---- Input for this task
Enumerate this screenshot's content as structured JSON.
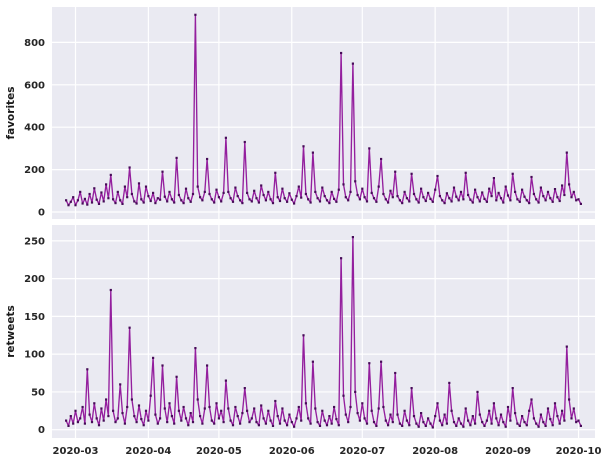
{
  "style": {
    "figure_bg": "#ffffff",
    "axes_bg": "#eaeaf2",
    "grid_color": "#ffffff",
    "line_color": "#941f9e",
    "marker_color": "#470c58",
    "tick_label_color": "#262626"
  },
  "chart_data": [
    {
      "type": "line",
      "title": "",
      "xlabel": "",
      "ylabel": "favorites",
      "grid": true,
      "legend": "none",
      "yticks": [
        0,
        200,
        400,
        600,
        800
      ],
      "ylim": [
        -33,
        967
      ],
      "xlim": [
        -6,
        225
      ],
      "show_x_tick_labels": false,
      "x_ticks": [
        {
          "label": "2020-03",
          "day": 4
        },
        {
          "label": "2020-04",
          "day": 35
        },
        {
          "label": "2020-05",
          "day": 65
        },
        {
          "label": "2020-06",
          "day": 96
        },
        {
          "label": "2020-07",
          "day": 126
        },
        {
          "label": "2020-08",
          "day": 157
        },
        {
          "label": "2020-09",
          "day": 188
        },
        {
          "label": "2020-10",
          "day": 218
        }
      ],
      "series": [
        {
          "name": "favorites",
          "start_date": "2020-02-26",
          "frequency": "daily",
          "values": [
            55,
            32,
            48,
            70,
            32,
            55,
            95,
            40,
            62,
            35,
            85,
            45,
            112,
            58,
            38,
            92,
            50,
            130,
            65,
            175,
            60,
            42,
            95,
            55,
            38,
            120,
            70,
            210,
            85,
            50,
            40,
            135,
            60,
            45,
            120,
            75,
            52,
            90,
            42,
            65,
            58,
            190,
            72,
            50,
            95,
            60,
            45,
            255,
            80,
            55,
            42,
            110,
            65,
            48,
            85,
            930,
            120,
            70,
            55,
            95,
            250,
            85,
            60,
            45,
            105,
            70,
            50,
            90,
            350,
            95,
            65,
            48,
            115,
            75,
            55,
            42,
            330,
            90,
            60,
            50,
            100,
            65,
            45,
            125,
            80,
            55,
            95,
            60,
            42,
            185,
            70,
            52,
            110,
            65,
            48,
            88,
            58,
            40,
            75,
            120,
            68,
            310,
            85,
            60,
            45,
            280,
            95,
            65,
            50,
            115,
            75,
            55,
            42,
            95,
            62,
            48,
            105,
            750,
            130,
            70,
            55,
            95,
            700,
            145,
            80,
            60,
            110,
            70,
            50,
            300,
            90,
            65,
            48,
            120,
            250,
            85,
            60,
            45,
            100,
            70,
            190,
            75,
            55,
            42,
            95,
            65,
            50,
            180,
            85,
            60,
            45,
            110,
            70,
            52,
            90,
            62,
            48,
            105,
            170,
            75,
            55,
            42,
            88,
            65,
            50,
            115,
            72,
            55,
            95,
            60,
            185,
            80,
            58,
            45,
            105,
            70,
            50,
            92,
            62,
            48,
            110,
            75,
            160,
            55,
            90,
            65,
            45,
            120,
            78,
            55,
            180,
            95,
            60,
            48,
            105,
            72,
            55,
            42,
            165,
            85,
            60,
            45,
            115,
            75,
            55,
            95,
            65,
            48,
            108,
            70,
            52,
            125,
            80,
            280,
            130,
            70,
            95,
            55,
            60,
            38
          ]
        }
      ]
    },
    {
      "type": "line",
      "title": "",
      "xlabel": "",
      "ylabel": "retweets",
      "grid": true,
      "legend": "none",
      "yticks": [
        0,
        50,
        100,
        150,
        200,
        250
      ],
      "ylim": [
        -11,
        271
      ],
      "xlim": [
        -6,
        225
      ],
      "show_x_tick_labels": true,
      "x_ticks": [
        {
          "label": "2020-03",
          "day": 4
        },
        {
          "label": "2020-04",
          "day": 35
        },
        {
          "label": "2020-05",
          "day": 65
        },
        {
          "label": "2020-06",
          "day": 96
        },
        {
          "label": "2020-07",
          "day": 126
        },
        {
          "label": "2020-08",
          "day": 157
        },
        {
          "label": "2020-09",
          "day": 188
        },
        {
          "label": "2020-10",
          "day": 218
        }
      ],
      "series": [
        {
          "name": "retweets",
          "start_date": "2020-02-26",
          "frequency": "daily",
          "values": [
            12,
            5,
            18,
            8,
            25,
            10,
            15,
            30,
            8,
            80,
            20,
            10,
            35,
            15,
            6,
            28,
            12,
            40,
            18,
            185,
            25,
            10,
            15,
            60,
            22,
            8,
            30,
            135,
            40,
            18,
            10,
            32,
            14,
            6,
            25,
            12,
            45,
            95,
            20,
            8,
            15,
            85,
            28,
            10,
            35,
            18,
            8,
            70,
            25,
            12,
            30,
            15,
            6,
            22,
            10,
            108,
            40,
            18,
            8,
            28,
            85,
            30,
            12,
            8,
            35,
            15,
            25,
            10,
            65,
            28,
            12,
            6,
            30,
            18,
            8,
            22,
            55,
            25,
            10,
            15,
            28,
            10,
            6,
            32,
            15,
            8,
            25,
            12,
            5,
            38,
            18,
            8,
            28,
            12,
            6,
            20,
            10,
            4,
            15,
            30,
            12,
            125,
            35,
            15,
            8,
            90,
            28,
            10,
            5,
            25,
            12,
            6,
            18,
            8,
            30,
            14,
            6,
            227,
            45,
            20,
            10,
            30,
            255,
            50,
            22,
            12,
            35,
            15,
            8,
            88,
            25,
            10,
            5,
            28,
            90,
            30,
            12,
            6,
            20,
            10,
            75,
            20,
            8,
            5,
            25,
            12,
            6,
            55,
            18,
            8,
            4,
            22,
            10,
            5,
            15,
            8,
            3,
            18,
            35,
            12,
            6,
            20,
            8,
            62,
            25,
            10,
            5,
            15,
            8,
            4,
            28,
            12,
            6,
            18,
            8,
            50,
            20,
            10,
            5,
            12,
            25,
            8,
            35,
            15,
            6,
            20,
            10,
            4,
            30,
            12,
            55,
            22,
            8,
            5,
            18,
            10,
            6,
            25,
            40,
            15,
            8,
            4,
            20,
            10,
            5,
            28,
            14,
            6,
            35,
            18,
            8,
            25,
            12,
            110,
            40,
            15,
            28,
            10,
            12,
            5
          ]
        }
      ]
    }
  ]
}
--------
Produce an exact copy of each line of data, skipping embedded images.

## Output for this exercise
Enumerate this screenshot's content as structured JSON.
{
  "style": {
    "figure_bg": "#ffffff",
    "axes_bg": "#eaeaf2",
    "grid_color": "#ffffff",
    "line_color": "#941f9e",
    "marker_color": "#470c58",
    "tick_label_color": "#262626"
  },
  "chart_data": [
    {
      "type": "line",
      "title": "",
      "xlabel": "",
      "ylabel": "favorites",
      "grid": true,
      "legend": "none",
      "yticks": [
        0,
        200,
        400,
        600,
        800
      ],
      "ylim": [
        -33,
        967
      ],
      "xlim": [
        -6,
        225
      ],
      "show_x_tick_labels": false,
      "x_ticks": [
        {
          "label": "2020-03",
          "day": 4
        },
        {
          "label": "2020-04",
          "day": 35
        },
        {
          "label": "2020-05",
          "day": 65
        },
        {
          "label": "2020-06",
          "day": 96
        },
        {
          "label": "2020-07",
          "day": 126
        },
        {
          "label": "2020-08",
          "day": 157
        },
        {
          "label": "2020-09",
          "day": 188
        },
        {
          "label": "2020-10",
          "day": 218
        }
      ],
      "series": [
        {
          "name": "favorites",
          "start_date": "2020-02-26",
          "frequency": "daily",
          "values": [
            55,
            32,
            48,
            70,
            32,
            55,
            95,
            40,
            62,
            35,
            85,
            45,
            112,
            58,
            38,
            92,
            50,
            130,
            65,
            175,
            60,
            42,
            95,
            55,
            38,
            120,
            70,
            210,
            85,
            50,
            40,
            135,
            60,
            45,
            120,
            75,
            52,
            90,
            42,
            65,
            58,
            190,
            72,
            50,
            95,
            60,
            45,
            255,
            80,
            55,
            42,
            110,
            65,
            48,
            85,
            930,
            120,
            70,
            55,
            95,
            250,
            85,
            60,
            45,
            105,
            70,
            50,
            90,
            350,
            95,
            65,
            48,
            115,
            75,
            55,
            42,
            330,
            90,
            60,
            50,
            100,
            65,
            45,
            125,
            80,
            55,
            95,
            60,
            42,
            185,
            70,
            52,
            110,
            65,
            48,
            88,
            58,
            40,
            75,
            120,
            68,
            310,
            85,
            60,
            45,
            280,
            95,
            65,
            50,
            115,
            75,
            55,
            42,
            95,
            62,
            48,
            105,
            750,
            130,
            70,
            55,
            95,
            700,
            145,
            80,
            60,
            110,
            70,
            50,
            300,
            90,
            65,
            48,
            120,
            250,
            85,
            60,
            45,
            100,
            70,
            190,
            75,
            55,
            42,
            95,
            65,
            50,
            180,
            85,
            60,
            45,
            110,
            70,
            52,
            90,
            62,
            48,
            105,
            170,
            75,
            55,
            42,
            88,
            65,
            50,
            115,
            72,
            55,
            95,
            60,
            185,
            80,
            58,
            45,
            105,
            70,
            50,
            92,
            62,
            48,
            110,
            75,
            160,
            55,
            90,
            65,
            45,
            120,
            78,
            55,
            180,
            95,
            60,
            48,
            105,
            72,
            55,
            42,
            165,
            85,
            60,
            45,
            115,
            75,
            55,
            95,
            65,
            48,
            108,
            70,
            52,
            125,
            80,
            280,
            130,
            70,
            95,
            55,
            60,
            38
          ]
        }
      ]
    },
    {
      "type": "line",
      "title": "",
      "xlabel": "",
      "ylabel": "retweets",
      "grid": true,
      "legend": "none",
      "yticks": [
        0,
        50,
        100,
        150,
        200,
        250
      ],
      "ylim": [
        -11,
        271
      ],
      "xlim": [
        -6,
        225
      ],
      "show_x_tick_labels": true,
      "x_ticks": [
        {
          "label": "2020-03",
          "day": 4
        },
        {
          "label": "2020-04",
          "day": 35
        },
        {
          "label": "2020-05",
          "day": 65
        },
        {
          "label": "2020-06",
          "day": 96
        },
        {
          "label": "2020-07",
          "day": 126
        },
        {
          "label": "2020-08",
          "day": 157
        },
        {
          "label": "2020-09",
          "day": 188
        },
        {
          "label": "2020-10",
          "day": 218
        }
      ],
      "series": [
        {
          "name": "retweets",
          "start_date": "2020-02-26",
          "frequency": "daily",
          "values": [
            12,
            5,
            18,
            8,
            25,
            10,
            15,
            30,
            8,
            80,
            20,
            10,
            35,
            15,
            6,
            28,
            12,
            40,
            18,
            185,
            25,
            10,
            15,
            60,
            22,
            8,
            30,
            135,
            40,
            18,
            10,
            32,
            14,
            6,
            25,
            12,
            45,
            95,
            20,
            8,
            15,
            85,
            28,
            10,
            35,
            18,
            8,
            70,
            25,
            12,
            30,
            15,
            6,
            22,
            10,
            108,
            40,
            18,
            8,
            28,
            85,
            30,
            12,
            8,
            35,
            15,
            25,
            10,
            65,
            28,
            12,
            6,
            30,
            18,
            8,
            22,
            55,
            25,
            10,
            15,
            28,
            10,
            6,
            32,
            15,
            8,
            25,
            12,
            5,
            38,
            18,
            8,
            28,
            12,
            6,
            20,
            10,
            4,
            15,
            30,
            12,
            125,
            35,
            15,
            8,
            90,
            28,
            10,
            5,
            25,
            12,
            6,
            18,
            8,
            30,
            14,
            6,
            227,
            45,
            20,
            10,
            30,
            255,
            50,
            22,
            12,
            35,
            15,
            8,
            88,
            25,
            10,
            5,
            28,
            90,
            30,
            12,
            6,
            20,
            10,
            75,
            20,
            8,
            5,
            25,
            12,
            6,
            55,
            18,
            8,
            4,
            22,
            10,
            5,
            15,
            8,
            3,
            18,
            35,
            12,
            6,
            20,
            8,
            62,
            25,
            10,
            5,
            15,
            8,
            4,
            28,
            12,
            6,
            18,
            8,
            50,
            20,
            10,
            5,
            12,
            25,
            8,
            35,
            15,
            6,
            20,
            10,
            4,
            30,
            12,
            55,
            22,
            8,
            5,
            18,
            10,
            6,
            25,
            40,
            15,
            8,
            4,
            20,
            10,
            5,
            28,
            14,
            6,
            35,
            18,
            8,
            25,
            12,
            110,
            40,
            15,
            28,
            10,
            12,
            5
          ]
        }
      ]
    }
  ]
}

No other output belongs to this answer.